Extracted data entries:
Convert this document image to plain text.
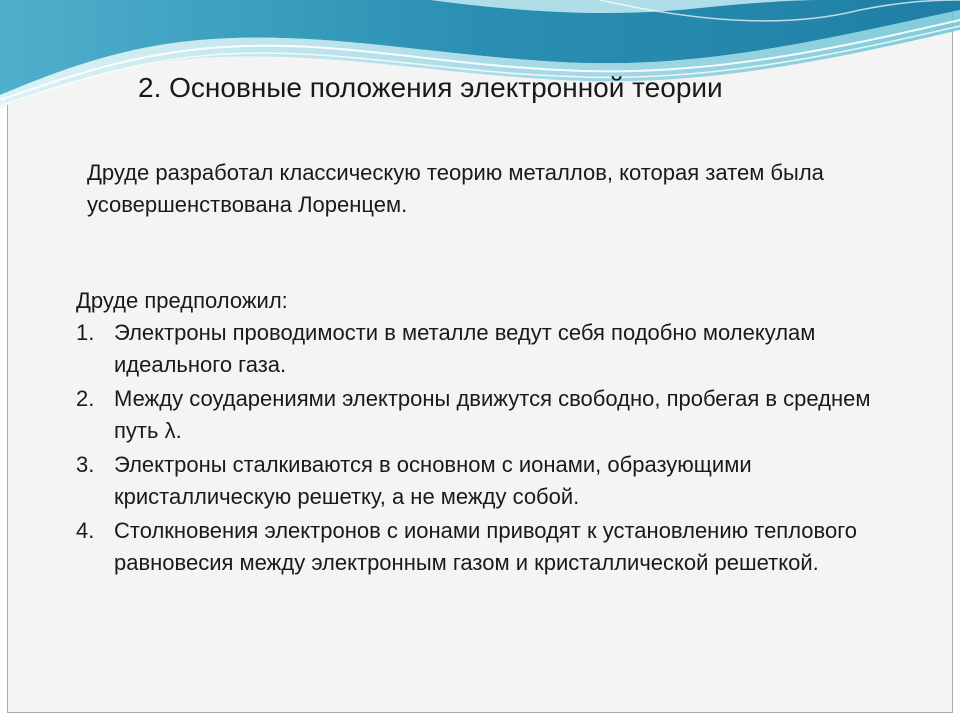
2. Основные положения электронной теории

Друде разработал классическую теорию металлов, которая затем была усовершенствована Лоренцем.

Друде предположил:
1. Электроны проводимости в металле ведут себя подобно молекулам идеального газа.
2. Между соударениями электроны движутся свободно, пробегая в среднем путь λ.
3. Электроны сталкиваются в основном с ионами, образующими кристаллическую решетку, а не между собой.
4. Столкновения электронов с ионами приводят к установлению теплового равновесия между электронным газом и кристаллической решеткой.
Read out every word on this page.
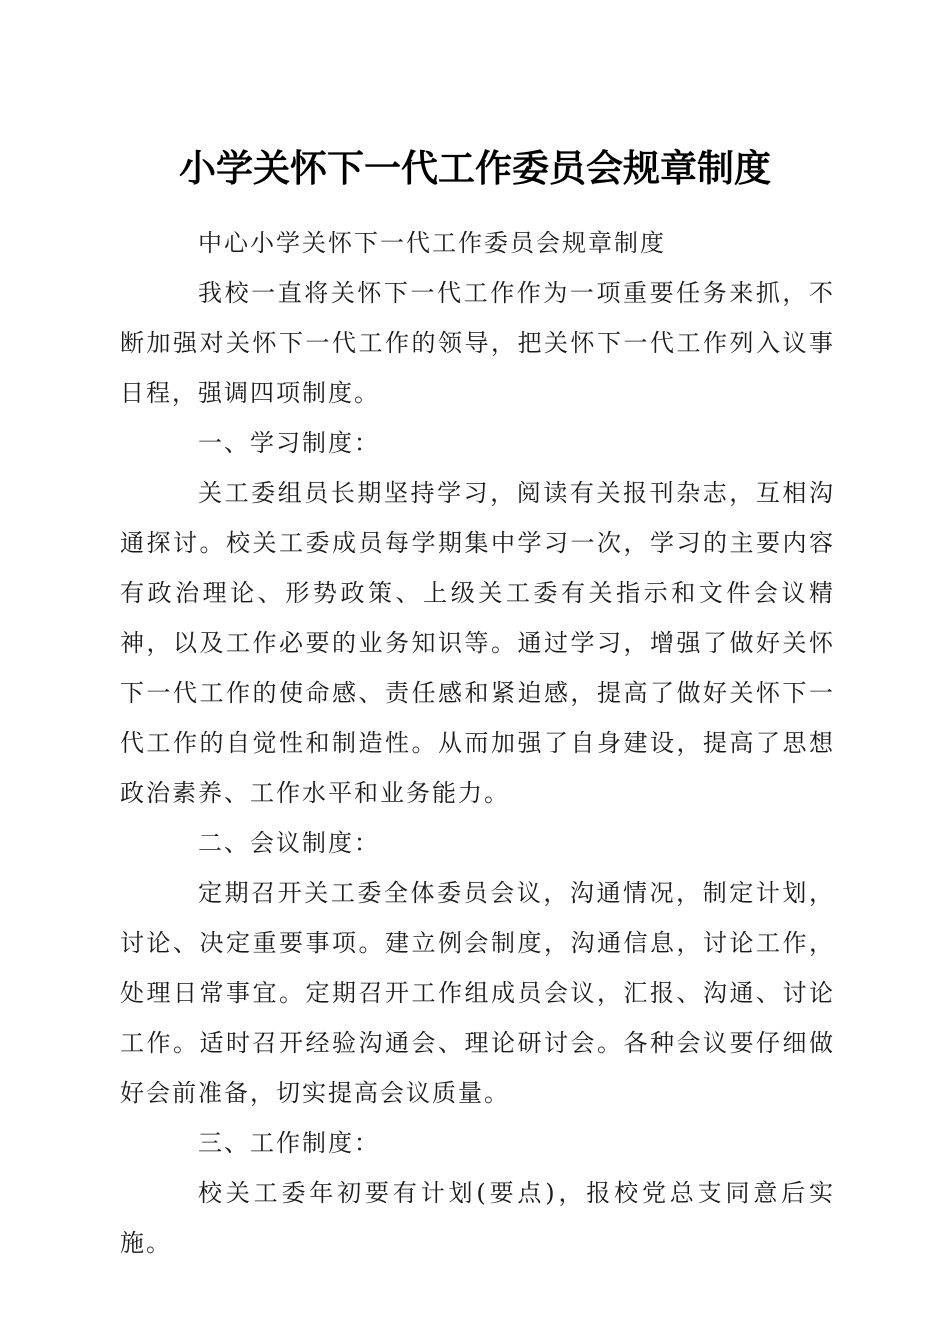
小学关怀下一代工作委员会规章制度

中心小学关怀下一代工作委员会规章制度

我校一直将关怀下一代工作作为一项重要任务来抓，不断加强对关怀下一代工作的领导，把关怀下一代工作列入议事日程，强调四项制度。

一、学习制度：

关工委组员长期坚持学习，阅读有关报刊杂志，互相沟通探讨。校关工委成员每学期集中学习一次，学习的主要内容有政治理论、形势政策、上级关工委有关指示和文件会议精神，以及工作必要的业务知识等。通过学习，增强了做好关怀下一代工作的使命感、责任感和紧迫感，提高了做好关怀下一代工作的自觉性和制造性。从而加强了自身建设，提高了思想政治素养、工作水平和业务能力。

二、会议制度：

定期召开关工委全体委员会议，沟通情况，制定计划，讨论、决定重要事项。建立例会制度，沟通信息，讨论工作，处理日常事宜。定期召开工作组成员会议，汇报、沟通、讨论工作。适时召开经验沟通会、理论研讨会。各种会议要仔细做好会前准备，切实提高会议质量。

三、工作制度：

校关工委年初要有计划(要点)，报校党总支同意后实施。
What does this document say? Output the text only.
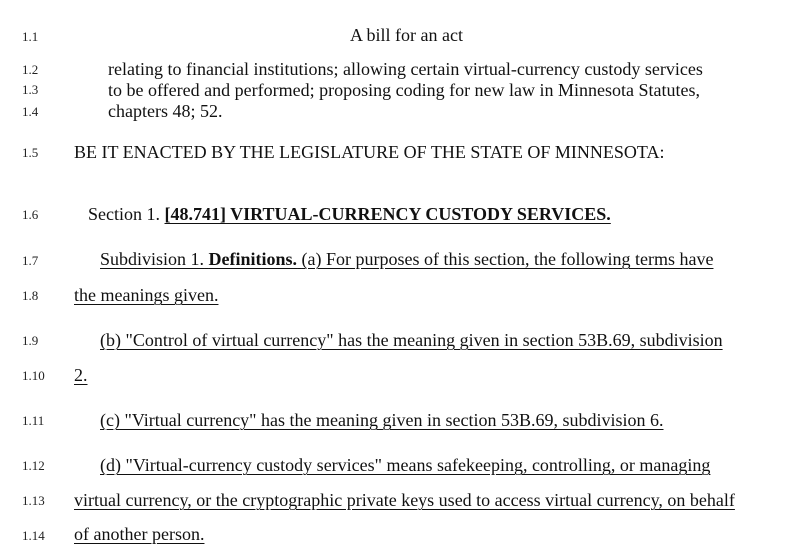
1.1
1.2
1.3
1.4
1.5
1.6
1.7
1.8
1.9
1.10
1.11
1.12
1.13
1.14
A bill for an act
relating to financial institutions; allowing certain virtual-currency custody services
to be offered and performed; proposing coding for new law in Minnesota Statutes,
chapters 48; 52.
BE IT ENACTED BY THE LEGISLATURE OF THE STATE OF MINNESOTA:
Section 1. [48.741] VIRTUAL-CURRENCY CUSTODY SERVICES.
Subdivision 1. Definitions. (a) For purposes of this section, the following terms have
the meanings given.
(b) "Control of virtual currency" has the meaning given in section 53B.69, subdivision
2.
(c) "Virtual currency" has the meaning given in section 53B.69, subdivision 6.
(d) "Virtual-currency custody services" means safekeeping, controlling, or managing
virtual currency, or the cryptographic private keys used to access virtual currency, on behalf
of another person.
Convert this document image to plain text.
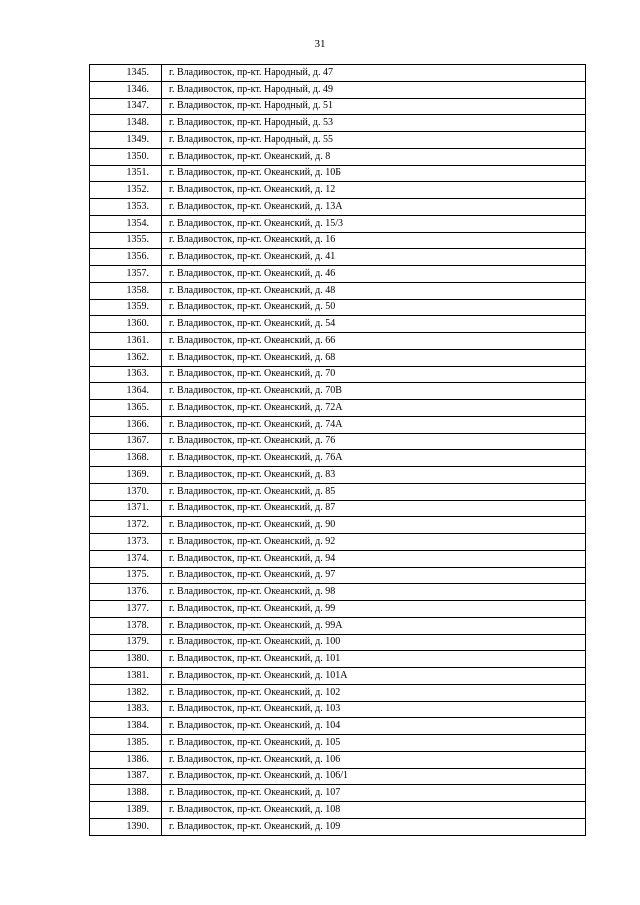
31
1345.	г. Владивосток, пр-кт. Народный, д. 47
1346.	г. Владивосток, пр-кт. Народный, д. 49
1347.	г. Владивосток, пр-кт. Народный, д. 51
1348.	г. Владивосток, пр-кт. Народный, д. 53
1349.	г. Владивосток, пр-кт. Народный, д. 55
1350.	г. Владивосток, пр-кт. Океанский, д. 8
1351.	г. Владивосток, пр-кт. Океанский, д. 10Б
1352.	г. Владивосток, пр-кт. Океанский, д. 12
1353.	г. Владивосток, пр-кт. Океанский, д. 13А
1354.	г. Владивосток, пр-кт. Океанский, д. 15/3
1355.	г. Владивосток, пр-кт. Океанский, д. 16
1356.	г. Владивосток, пр-кт. Океанский, д. 41
1357.	г. Владивосток, пр-кт. Океанский, д. 46
1358.	г. Владивосток, пр-кт. Океанский, д. 48
1359.	г. Владивосток, пр-кт. Океанский, д. 50
1360.	г. Владивосток, пр-кт. Океанский, д. 54
1361.	г. Владивосток, пр-кт. Океанский, д. 66
1362.	г. Владивосток, пр-кт. Океанский, д. 68
1363.	г. Владивосток, пр-кт. Океанский, д. 70
1364.	г. Владивосток, пр-кт. Океанский, д. 70В
1365.	г. Владивосток, пр-кт. Океанский, д. 72А
1366.	г. Владивосток, пр-кт. Океанский, д. 74А
1367.	г. Владивосток, пр-кт. Океанский, д. 76
1368.	г. Владивосток, пр-кт. Океанский, д. 76А
1369.	г. Владивосток, пр-кт. Океанский, д. 83
1370.	г. Владивосток, пр-кт. Океанский, д. 85
1371.	г. Владивосток, пр-кт. Океанский, д. 87
1372.	г. Владивосток, пр-кт. Океанский, д. 90
1373.	г. Владивосток, пр-кт. Океанский, д. 92
1374.	г. Владивосток, пр-кт. Океанский, д. 94
1375.	г. Владивосток, пр-кт. Океанский, д. 97
1376.	г. Владивосток, пр-кт. Океанский, д. 98
1377.	г. Владивосток, пр-кт. Океанский, д. 99
1378.	г. Владивосток, пр-кт. Океанский, д. 99А
1379.	г. Владивосток, пр-кт. Океанский, д. 100
1380.	г. Владивосток, пр-кт. Океанский, д. 101
1381.	г. Владивосток, пр-кт. Океанский, д. 101А
1382.	г. Владивосток, пр-кт. Океанский, д. 102
1383.	г. Владивосток, пр-кт. Океанский, д. 103
1384.	г. Владивосток, пр-кт. Океанский, д. 104
1385.	г. Владивосток, пр-кт. Океанский, д. 105
1386.	г. Владивосток, пр-кт. Океанский, д. 106
1387.	г. Владивосток, пр-кт. Океанский, д. 106/1
1388.	г. Владивосток, пр-кт. Океанский, д. 107
1389.	г. Владивосток, пр-кт. Океанский, д. 108
1390.	г. Владивосток, пр-кт. Океанский, д. 109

**SHORT PROBLEM:** Show all lines from the records above where the word "ионами" occurs.

**EXERCISE ANSWER:**
3. Электроны сталкиваются в основном с ионами, образующими кристаллическую решетку, а не между собой.
4. Столкновения электронов с ионами приводят к установлению теплового равновесия между электронным газом и кристаллической решеткой.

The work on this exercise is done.